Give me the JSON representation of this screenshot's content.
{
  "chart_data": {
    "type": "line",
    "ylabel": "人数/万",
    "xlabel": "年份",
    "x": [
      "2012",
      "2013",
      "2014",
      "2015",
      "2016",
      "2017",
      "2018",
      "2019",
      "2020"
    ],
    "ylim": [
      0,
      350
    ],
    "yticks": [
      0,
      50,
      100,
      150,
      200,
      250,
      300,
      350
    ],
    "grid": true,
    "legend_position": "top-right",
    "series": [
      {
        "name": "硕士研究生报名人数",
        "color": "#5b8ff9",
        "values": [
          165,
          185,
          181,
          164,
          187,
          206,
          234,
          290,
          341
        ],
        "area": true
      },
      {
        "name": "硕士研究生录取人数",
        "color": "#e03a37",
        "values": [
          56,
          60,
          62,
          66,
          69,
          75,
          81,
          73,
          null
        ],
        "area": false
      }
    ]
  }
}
-=-=-
(Problem description)
Your task is to reproduce the whole listing exactly.

(Task solution)
Give me the JSON representation of this screenshot's content.
{
  "chart_data": {
    "type": "line",
    "ylabel": "人数/万",
    "xlabel": "年份",
    "x": [
      "2012",
      "2013",
      "2014",
      "2015",
      "2016",
      "2017",
      "2018",
      "2019",
      "2020"
    ],
    "ylim": [
      0,
      350
    ],
    "yticks": [
      0,
      50,
      100,
      150,
      200,
      250,
      300,
      350
    ],
    "grid": true,
    "legend_position": "top-right",
    "series": [
      {
        "name": "硕士研究生报名人数",
        "color": "#5b8ff9",
        "values": [
          165,
          185,
          181,
          164,
          187,
          206,
          234,
          290,
          341
        ],
        "area": true
      },
      {
        "name": "硕士研究生录取人数",
        "color": "#e03a37",
        "values": [
          56,
          60,
          62,
          66,
          69,
          75,
          81,
          73,
          null
        ],
        "area": false
      }
    ]
  }
}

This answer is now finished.